Given passage:
>>>

Re:      Registration Statement on Form S-3

 

To the addressee set forth above:

 

We have acted as special counsel to Summit Hotel Properties, Inc., a Maryland corporation (the “Company”), in connection with the proposed issuance of up to 12,940,877 shares of common stock, $0.01 par value per share (the “Shares”), to the holders of common units of limited partnership interest (“OP Units”) of Summit Hotel OP, LP, a Delaware partnership and subsidiary of the Company (the “Partnership”), upon redemption of such OP Units by the holders thereof in accordance with the terms of the First Amended and Restated Agreement of Limited Partnership of the Partnership, as amended, which, with your consent, we have assumed is (i) a valid and binding agreement of the parties thereto, enforceable in accordance with the plain meaning of its terms, (ii) in full force and effect, and (iii) the entire agreement of the parties pertaining to the subject matter thereof (the “Partnership Agreement”). The Shares are included in a registration statement on Form S-3 (as amended, the “Registration Statement”) under the Securities Act of 1933, as amended (the “Act”), filed with the Securities and Exchange Commission (the “Commission”) on May 2, 2025.

<<<

Entries drawn from a collection:

>>>

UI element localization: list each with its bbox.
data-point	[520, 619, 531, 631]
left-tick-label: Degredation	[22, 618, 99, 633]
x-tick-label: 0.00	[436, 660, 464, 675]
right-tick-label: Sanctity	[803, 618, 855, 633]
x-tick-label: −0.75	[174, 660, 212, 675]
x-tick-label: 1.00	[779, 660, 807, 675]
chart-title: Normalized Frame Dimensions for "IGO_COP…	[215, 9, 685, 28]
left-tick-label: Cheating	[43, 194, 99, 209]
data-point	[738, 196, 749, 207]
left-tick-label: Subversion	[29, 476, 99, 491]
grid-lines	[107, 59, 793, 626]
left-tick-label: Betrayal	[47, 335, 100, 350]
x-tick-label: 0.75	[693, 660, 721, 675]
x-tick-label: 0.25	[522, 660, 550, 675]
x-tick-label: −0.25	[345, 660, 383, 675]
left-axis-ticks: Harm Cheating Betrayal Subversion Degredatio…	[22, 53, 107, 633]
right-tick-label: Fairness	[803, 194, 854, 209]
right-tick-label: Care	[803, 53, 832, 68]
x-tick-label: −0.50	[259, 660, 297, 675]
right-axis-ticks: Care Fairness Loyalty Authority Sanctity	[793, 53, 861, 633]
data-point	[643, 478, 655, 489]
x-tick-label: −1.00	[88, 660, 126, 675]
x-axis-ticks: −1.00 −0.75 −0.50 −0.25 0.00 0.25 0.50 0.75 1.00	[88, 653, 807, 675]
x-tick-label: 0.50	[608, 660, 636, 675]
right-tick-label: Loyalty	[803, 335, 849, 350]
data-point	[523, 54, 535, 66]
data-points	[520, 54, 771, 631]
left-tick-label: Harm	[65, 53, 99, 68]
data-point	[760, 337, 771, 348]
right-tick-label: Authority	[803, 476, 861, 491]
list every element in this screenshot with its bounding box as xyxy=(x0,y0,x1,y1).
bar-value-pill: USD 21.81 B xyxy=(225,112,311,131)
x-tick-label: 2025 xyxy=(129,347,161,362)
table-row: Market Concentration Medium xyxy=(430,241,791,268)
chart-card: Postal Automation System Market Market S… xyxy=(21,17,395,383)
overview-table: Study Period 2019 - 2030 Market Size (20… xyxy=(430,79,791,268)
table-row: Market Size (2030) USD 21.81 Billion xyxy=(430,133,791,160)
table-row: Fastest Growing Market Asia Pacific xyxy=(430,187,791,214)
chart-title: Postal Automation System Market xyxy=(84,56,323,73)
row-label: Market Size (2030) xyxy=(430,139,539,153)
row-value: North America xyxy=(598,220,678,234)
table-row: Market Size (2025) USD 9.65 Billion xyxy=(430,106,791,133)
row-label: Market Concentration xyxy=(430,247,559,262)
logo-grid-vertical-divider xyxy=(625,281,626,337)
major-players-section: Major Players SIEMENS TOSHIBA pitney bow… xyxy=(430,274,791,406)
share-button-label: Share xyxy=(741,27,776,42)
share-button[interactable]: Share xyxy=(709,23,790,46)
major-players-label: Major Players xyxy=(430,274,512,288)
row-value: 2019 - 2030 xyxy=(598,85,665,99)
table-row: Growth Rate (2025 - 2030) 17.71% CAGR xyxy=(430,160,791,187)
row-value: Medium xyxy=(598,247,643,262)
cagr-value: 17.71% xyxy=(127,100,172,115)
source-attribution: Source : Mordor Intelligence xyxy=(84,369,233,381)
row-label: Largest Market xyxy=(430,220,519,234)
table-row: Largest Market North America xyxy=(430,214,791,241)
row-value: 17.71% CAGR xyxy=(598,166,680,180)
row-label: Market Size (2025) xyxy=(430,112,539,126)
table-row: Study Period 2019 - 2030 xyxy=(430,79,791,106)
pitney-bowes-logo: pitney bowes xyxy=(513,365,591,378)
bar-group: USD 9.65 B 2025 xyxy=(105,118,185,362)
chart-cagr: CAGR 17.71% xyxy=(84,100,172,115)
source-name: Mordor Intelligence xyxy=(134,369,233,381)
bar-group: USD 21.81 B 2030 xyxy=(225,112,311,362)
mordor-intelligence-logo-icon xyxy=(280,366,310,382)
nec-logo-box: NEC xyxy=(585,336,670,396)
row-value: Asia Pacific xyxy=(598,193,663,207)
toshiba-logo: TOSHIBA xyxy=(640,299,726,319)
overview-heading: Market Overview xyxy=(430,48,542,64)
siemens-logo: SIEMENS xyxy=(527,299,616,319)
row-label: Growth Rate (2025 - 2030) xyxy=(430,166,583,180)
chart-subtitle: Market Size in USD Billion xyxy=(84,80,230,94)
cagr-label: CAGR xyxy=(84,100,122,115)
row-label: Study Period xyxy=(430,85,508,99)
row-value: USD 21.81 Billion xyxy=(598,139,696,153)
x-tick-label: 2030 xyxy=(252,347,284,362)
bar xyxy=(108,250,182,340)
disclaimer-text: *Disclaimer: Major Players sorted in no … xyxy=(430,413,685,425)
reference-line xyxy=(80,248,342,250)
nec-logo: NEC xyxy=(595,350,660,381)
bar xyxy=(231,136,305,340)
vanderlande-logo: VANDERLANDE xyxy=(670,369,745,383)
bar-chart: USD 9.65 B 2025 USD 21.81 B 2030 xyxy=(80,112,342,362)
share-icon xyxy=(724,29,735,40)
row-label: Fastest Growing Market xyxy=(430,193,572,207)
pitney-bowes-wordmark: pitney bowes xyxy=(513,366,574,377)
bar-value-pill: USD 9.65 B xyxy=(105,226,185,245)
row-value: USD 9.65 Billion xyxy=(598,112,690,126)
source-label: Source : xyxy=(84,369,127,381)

<<<

Exercise directions: Pick up the legal opinion letter on the Form S-3 registration statement after its last sentence and continue writing it.

Task result:
 

This opinion is being furnished in connection with the requirements of Item 601(b)(5) of Regulation S-K under the Act, and no opinion is expressed herein as to any matter pertaining to the contents of the Registration Statement or the prospectus contained therein (the “Prospectus”), other than as expressly stated herein with respect to the issue of the Shares.

 

As such counsel, we have examined such matters of fact and questions of law as we have considered appropriate for purposes of this letter. With your consent, we have relied upon certificates and other assurances of officers of the Company and others as to factual matters without having independently verified such factual matters. We are opining herein as to the General Corporation Law of the State of Delaware (the “DGCL”), and we express no opinion with respect to the applicability thereto, or the effect thereon, of the laws of any other jurisdiction or, in the case of Delaware, any other laws, or as to any matters of municipal law or the laws of any local agencies within any state.

 

 

 

 

May 2, 2025
Page 2

 

 

Subject to the foregoing and the other matters set forth herein, it is our opinion that, as of the date hereof, when the Shares are issued and delivered by the Company in accordance with the terms and conditions set forth in the Partnership Agreement and in the manner contemplated by and in accordance with the Registration Statement, the issue of the Shares will have been duly authorized by all necessary corporate action of the Company, and the Shares will be validly issued, fully paid and nonassessable.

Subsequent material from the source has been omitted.